** WHAT TO WORK ON **
Tally every line of the material that includes "compactness", then give the tally and nothing else.

** DATA PROVIDED **

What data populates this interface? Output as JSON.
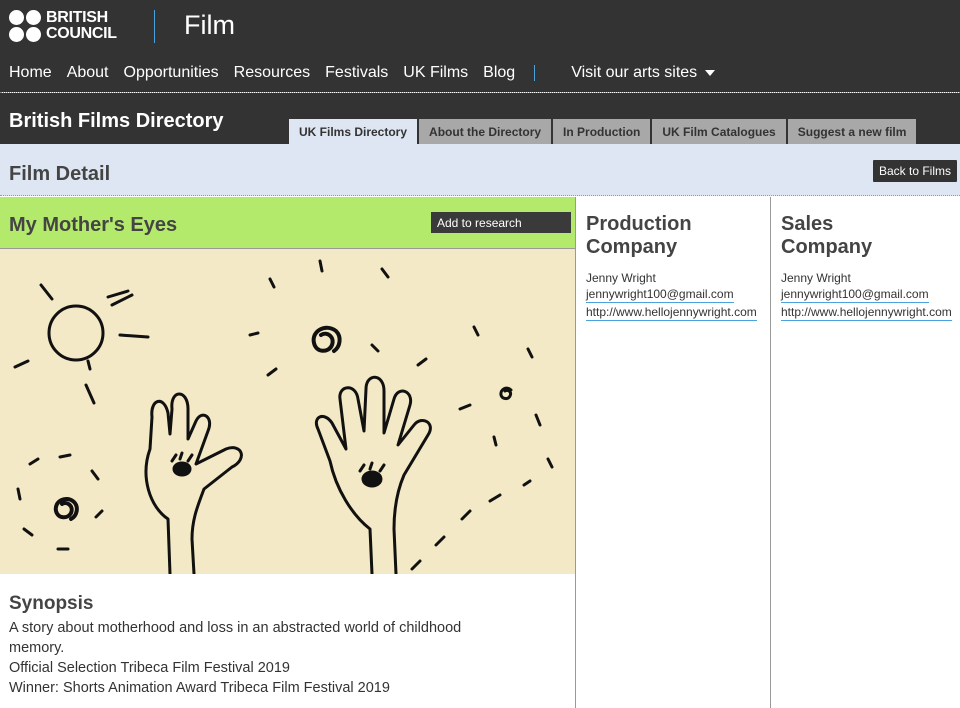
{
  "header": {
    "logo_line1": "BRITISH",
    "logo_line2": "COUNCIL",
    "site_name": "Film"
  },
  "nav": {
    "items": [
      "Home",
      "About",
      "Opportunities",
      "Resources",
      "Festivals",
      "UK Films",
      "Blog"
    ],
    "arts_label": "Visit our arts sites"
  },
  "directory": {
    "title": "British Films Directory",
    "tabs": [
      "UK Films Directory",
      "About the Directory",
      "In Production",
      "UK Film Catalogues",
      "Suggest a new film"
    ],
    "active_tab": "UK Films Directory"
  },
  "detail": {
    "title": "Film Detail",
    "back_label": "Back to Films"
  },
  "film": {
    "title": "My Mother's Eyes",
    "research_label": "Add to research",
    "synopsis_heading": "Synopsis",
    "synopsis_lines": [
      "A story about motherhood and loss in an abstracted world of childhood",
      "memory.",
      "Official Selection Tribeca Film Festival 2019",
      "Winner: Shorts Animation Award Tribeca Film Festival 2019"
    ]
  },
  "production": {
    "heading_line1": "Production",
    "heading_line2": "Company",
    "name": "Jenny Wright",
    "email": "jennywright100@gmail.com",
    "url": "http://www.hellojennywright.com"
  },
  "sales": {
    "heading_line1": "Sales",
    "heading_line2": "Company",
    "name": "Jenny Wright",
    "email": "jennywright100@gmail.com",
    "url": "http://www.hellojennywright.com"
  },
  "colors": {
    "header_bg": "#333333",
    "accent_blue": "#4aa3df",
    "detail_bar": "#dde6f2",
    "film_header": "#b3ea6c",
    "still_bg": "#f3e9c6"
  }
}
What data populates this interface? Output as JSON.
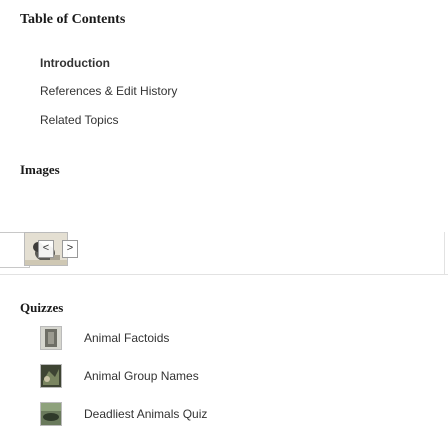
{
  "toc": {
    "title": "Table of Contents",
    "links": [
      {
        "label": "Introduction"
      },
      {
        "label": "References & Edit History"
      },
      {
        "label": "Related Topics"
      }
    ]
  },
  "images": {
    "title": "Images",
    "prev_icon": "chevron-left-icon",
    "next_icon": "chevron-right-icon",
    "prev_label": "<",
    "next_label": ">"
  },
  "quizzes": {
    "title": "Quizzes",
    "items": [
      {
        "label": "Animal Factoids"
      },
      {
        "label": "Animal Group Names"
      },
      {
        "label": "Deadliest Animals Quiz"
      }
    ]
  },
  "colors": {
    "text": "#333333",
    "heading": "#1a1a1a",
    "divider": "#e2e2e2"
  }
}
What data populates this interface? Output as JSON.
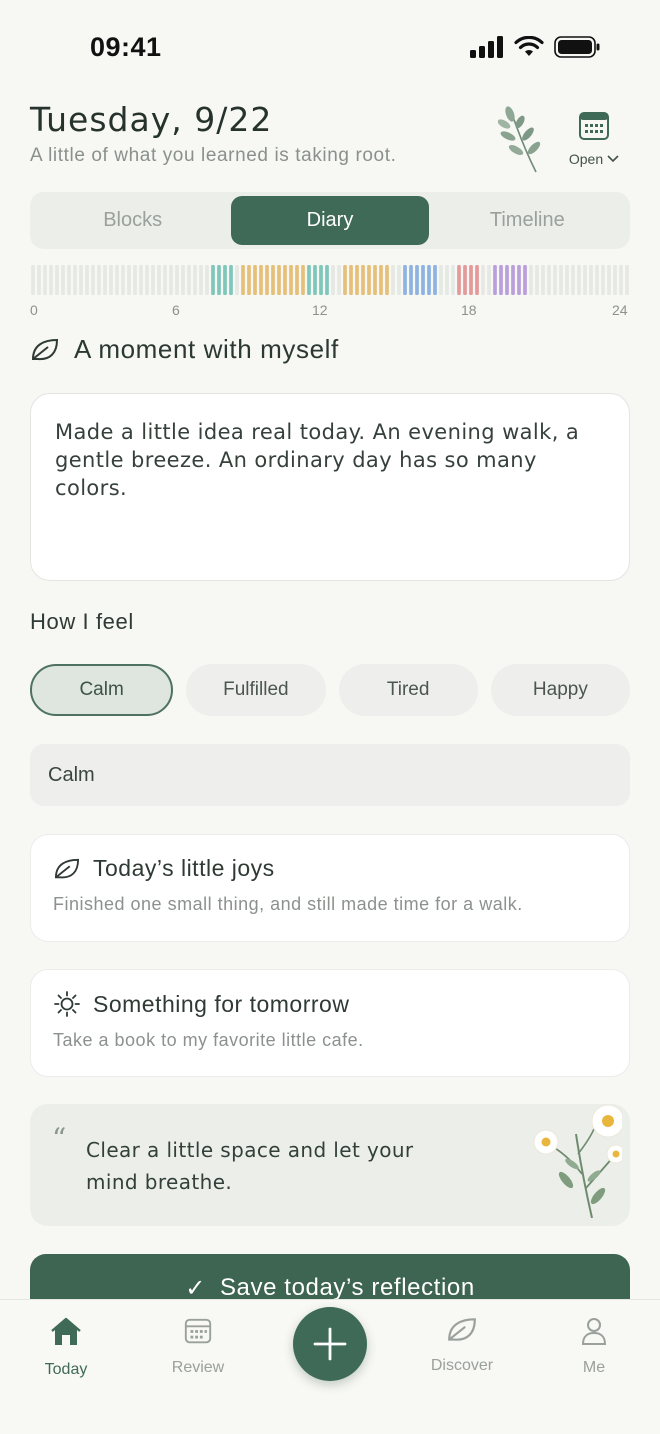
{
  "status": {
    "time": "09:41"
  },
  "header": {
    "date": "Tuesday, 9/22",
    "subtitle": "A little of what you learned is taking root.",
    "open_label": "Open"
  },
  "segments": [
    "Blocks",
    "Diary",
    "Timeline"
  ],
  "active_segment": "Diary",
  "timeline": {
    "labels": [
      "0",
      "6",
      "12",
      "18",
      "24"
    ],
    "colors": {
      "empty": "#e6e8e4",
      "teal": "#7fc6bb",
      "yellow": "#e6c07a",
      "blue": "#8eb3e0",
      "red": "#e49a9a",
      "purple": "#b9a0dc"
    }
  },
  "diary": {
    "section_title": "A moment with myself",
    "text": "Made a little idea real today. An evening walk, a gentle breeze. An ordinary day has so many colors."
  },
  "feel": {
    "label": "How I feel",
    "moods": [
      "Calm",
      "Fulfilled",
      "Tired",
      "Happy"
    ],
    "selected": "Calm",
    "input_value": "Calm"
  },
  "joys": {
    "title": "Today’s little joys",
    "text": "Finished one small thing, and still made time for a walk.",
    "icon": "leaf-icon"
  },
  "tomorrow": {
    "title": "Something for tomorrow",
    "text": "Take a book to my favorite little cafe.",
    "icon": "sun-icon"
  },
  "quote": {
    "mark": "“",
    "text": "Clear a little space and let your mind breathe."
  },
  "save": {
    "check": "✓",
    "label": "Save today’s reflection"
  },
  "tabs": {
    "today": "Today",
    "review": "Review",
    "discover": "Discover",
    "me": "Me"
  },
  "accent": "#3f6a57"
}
...
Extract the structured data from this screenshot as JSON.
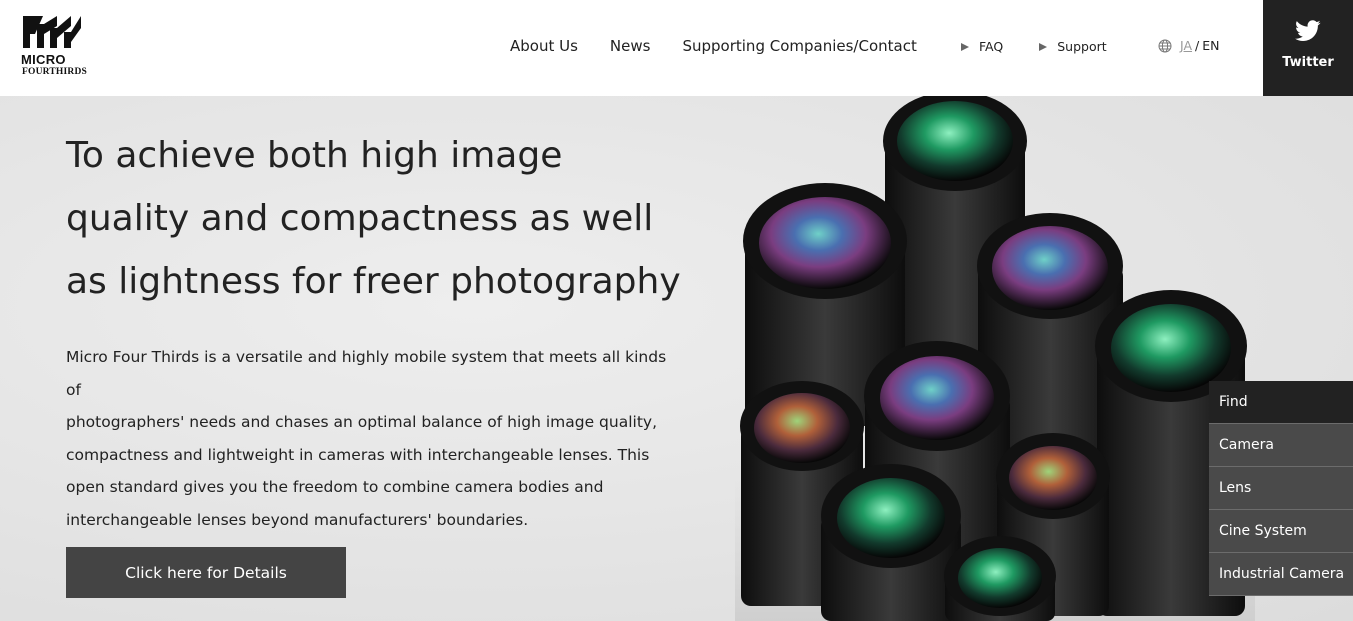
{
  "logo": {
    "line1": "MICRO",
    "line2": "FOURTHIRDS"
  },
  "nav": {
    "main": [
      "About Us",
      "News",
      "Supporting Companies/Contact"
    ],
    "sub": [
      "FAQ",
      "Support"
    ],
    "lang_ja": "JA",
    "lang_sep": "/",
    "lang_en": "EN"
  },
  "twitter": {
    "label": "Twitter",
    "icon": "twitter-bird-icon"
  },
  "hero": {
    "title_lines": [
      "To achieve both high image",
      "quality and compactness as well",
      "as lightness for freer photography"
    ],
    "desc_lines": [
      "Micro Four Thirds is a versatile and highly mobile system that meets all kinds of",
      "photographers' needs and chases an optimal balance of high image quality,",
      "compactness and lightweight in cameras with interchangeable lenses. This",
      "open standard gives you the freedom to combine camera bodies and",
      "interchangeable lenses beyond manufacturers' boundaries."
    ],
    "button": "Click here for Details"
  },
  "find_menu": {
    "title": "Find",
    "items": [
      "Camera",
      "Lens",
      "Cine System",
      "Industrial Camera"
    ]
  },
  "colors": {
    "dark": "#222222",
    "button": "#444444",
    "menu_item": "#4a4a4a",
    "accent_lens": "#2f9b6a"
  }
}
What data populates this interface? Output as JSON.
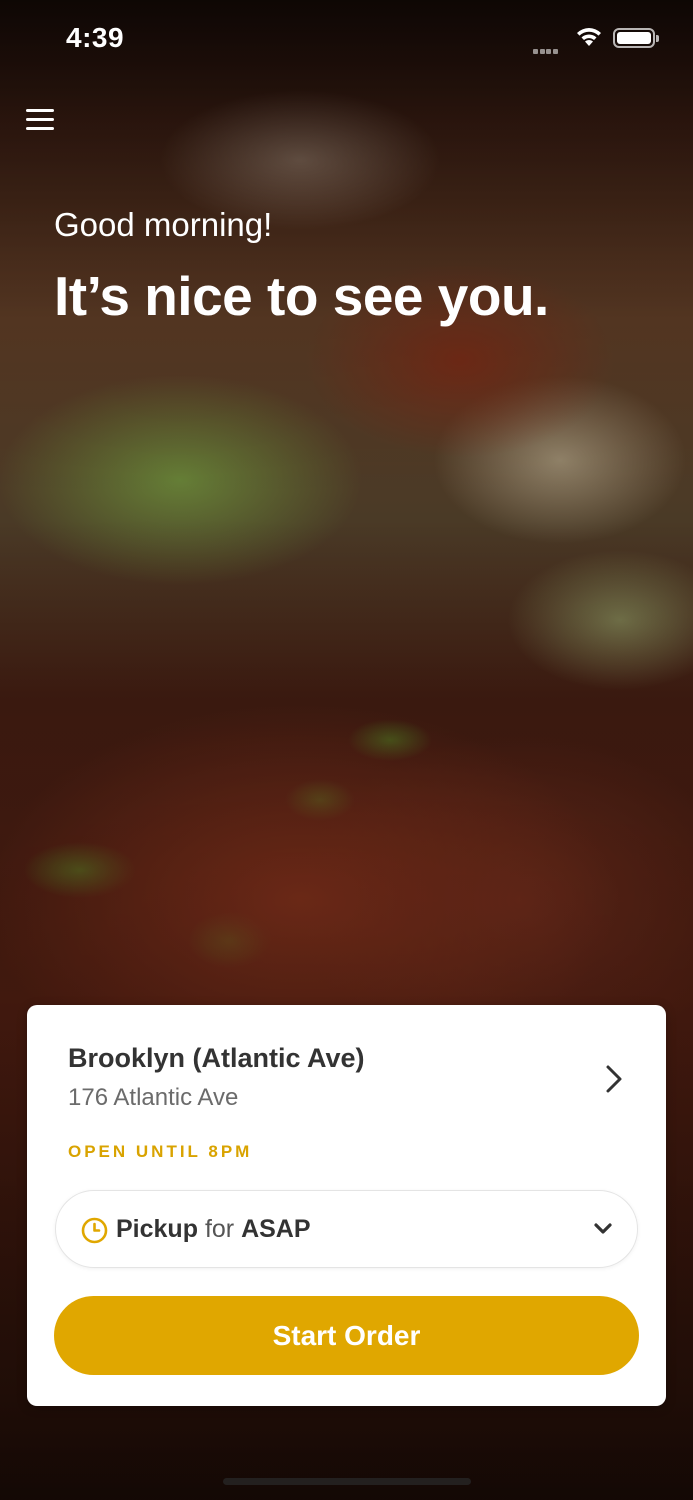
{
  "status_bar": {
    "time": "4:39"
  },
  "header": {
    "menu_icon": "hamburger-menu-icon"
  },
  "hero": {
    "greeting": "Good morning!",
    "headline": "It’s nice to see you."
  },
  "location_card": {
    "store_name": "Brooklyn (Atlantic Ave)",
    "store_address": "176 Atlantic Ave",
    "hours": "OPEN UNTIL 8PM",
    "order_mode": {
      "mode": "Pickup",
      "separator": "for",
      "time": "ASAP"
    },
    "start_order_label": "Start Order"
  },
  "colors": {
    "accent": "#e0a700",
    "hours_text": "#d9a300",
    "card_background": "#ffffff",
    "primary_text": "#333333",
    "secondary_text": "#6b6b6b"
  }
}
---
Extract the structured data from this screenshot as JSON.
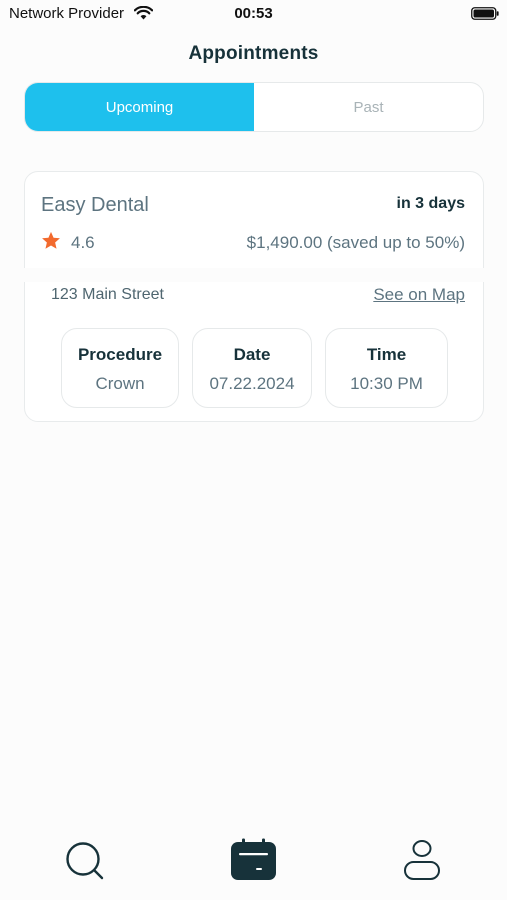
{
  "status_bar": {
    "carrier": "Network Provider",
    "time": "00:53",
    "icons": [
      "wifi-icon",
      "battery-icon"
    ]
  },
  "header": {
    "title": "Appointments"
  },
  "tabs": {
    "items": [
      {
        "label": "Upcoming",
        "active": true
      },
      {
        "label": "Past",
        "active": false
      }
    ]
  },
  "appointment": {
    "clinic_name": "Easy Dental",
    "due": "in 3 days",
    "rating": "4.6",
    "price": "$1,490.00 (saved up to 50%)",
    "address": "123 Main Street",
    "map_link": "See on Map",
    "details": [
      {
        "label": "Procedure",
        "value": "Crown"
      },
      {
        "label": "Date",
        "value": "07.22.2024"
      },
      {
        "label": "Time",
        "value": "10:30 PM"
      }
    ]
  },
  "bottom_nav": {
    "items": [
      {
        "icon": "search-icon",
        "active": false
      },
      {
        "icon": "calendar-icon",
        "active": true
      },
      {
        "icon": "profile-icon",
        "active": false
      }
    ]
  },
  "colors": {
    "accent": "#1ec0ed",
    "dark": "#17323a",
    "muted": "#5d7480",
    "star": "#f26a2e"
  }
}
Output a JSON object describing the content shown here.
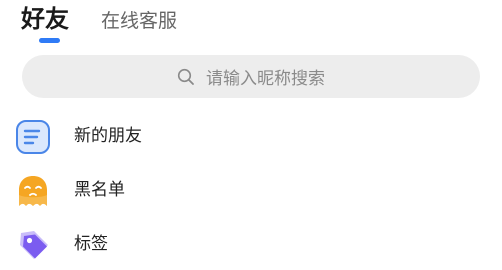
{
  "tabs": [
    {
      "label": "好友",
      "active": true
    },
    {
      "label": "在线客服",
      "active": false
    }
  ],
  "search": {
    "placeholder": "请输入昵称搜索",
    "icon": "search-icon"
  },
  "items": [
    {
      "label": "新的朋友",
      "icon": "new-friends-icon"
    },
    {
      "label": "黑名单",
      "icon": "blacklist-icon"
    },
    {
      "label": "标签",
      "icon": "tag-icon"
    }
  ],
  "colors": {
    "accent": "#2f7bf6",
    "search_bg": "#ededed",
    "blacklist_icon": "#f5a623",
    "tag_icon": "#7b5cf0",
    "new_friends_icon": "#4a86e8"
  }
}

** EXERCISE ANSWER **
2